# Objective:
Copy out all of the data below with no alterations.

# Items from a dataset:

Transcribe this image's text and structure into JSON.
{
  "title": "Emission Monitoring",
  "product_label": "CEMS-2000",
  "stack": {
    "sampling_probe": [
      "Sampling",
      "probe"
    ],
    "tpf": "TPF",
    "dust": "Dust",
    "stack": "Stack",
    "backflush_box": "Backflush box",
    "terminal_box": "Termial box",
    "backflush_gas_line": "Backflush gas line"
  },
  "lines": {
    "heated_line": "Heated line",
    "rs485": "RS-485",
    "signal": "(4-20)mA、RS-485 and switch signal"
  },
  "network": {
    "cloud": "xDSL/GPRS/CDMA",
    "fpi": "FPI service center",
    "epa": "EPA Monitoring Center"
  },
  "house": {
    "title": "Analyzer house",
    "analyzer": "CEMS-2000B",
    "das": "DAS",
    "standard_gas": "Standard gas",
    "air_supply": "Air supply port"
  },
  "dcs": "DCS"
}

# Correct output:
Transcribe this image's text and structure into JSON.
{
  "title": "Emission Monitoring",
  "product_label": "CEMS-2000",
  "stack": {
    "sampling_probe": [
      "Sampling",
      "probe"
    ],
    "tpf": "TPF",
    "dust": "Dust",
    "stack": "Stack",
    "backflush_box": "Backflush box",
    "terminal_box": "Termial box",
    "backflush_gas_line": "Backflush gas line"
  },
  "lines": {
    "heated_line": "Heated line",
    "rs485": "RS-485",
    "signal": "(4-20)mA、RS-485 and switch signal"
  },
  "network": {
    "cloud": "xDSL/GPRS/CDMA",
    "fpi": "FPI service center",
    "epa": "EPA Monitoring Center"
  },
  "house": {
    "title": "Analyzer house",
    "analyzer": "CEMS-2000B",
    "das": "DAS",
    "standard_gas": "Standard gas",
    "air_supply": "Air supply port"
  },
  "dcs": "DCS"
}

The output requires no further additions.